### INFORMATION SHOWN
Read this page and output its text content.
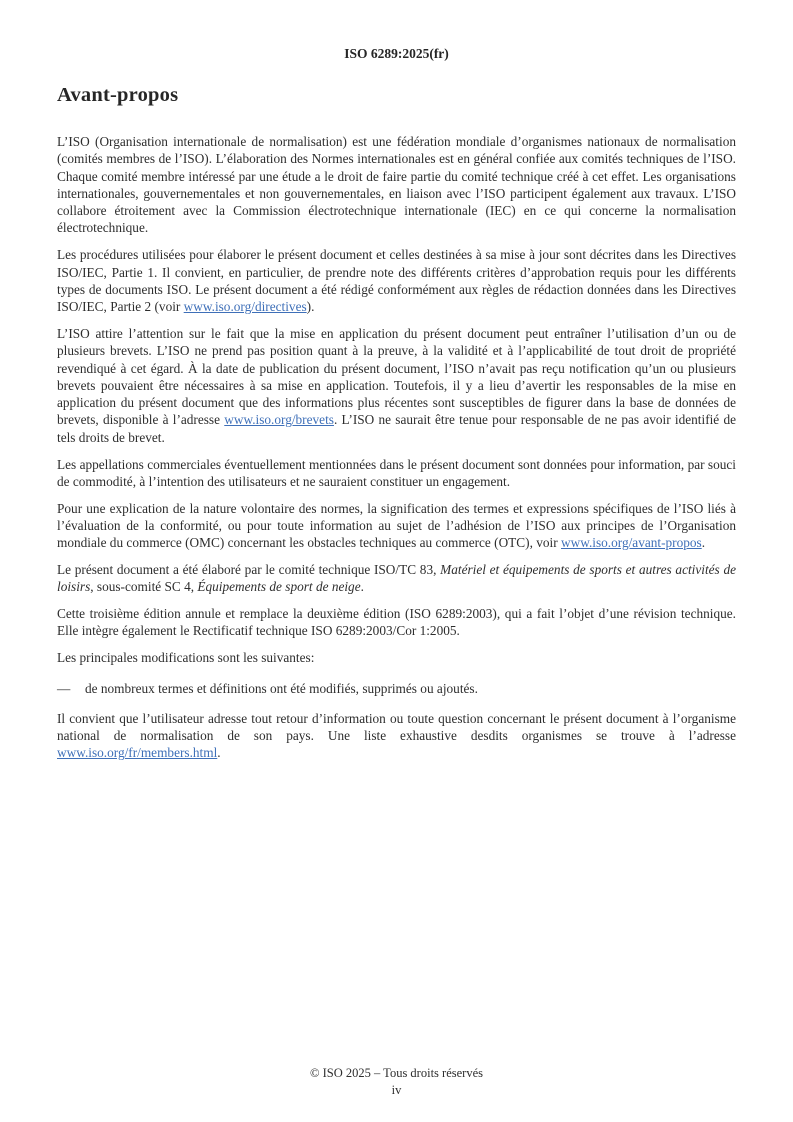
ISO 6289:2025(fr)
Avant-propos

L’ISO (Organisation internationale de normalisation) est une fédération mondiale d’organismes nationaux de normalisation (comités membres de l’ISO). L’élaboration des Normes internationales est en général confiée aux comités techniques de l’ISO. Chaque comité membre intéressé par une étude a le droit de faire partie du comité technique créé à cet effet. Les organisations internationales, gouvernementales et non gouvernementales, en liaison avec l’ISO participent également aux travaux. L’ISO collabore étroitement avec la Commission électrotechnique internationale (IEC) en ce qui concerne la normalisation électrotechnique.

Les procédures utilisées pour élaborer le présent document et celles destinées à sa mise à jour sont décrites dans les Directives ISO/IEC, Partie 1. Il convient, en particulier, de prendre note des différents critères d’approbation requis pour les différents types de documents ISO. Le présent document a été rédigé conformément aux règles de rédaction données dans les Directives ISO/IEC, Partie 2 (voir www.iso.org/directives).

L’ISO attire l’attention sur le fait que la mise en application du présent document peut entraîner l’utilisation d’un ou de plusieurs brevets. L’ISO ne prend pas position quant à la preuve, à la validité et à l’applicabilité de tout droit de propriété revendiqué à cet égard. À la date de publication du présent document, l’ISO n’avait pas reçu notification qu’un ou plusieurs brevets pouvaient être nécessaires à sa mise en application. Toutefois, il y a lieu d’avertir les responsables de la mise en application du présent document que des informations plus récentes sont susceptibles de figurer dans la base de données de brevets, disponible à l’adresse www.iso.org/brevets. L’ISO ne saurait être tenue pour responsable de ne pas avoir identifié de tels droits de brevet.

Les appellations commerciales éventuellement mentionnées dans le présent document sont données pour information, par souci de commodité, à l’intention des utilisateurs et ne sauraient constituer un engagement.

Pour une explication de la nature volontaire des normes, la signification des termes et expressions spécifiques de l’ISO liés à l’évaluation de la conformité, ou pour toute information au sujet de l’adhésion de l’ISO aux principes de l’Organisation mondiale du commerce (OMC) concernant les obstacles techniques au commerce (OTC), voir www.iso.org/avant-propos.

Le présent document a été élaboré par le comité technique ISO/TC 83, Matériel et équipements de sports et autres activités de loisirs, sous-comité SC 4, Équipements de sport de neige.

Cette troisième édition annule et remplace la deuxième édition (ISO 6289:2003), qui a fait l’objet d’une révision technique. Elle intègre également le Rectificatif technique ISO 6289:2003/Cor 1:2005.

Les principales modifications sont les suivantes:

—	de nombreux termes et définitions ont été modifiés, supprimés ou ajoutés.

Il convient que l’utilisateur adresse tout retour d’information ou toute question concernant le présent document à l’organisme national de normalisation de son pays. Une liste exhaustive desdits organismes se trouve à l’adresse www.iso.org/fr/members.html.

© ISO 2025 – Tous droits réservés
iv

### GIVEN EXERCISE
Among the records above, how many lines carry the string "propos"? Reply with the number alone.

### TASK RESULT
2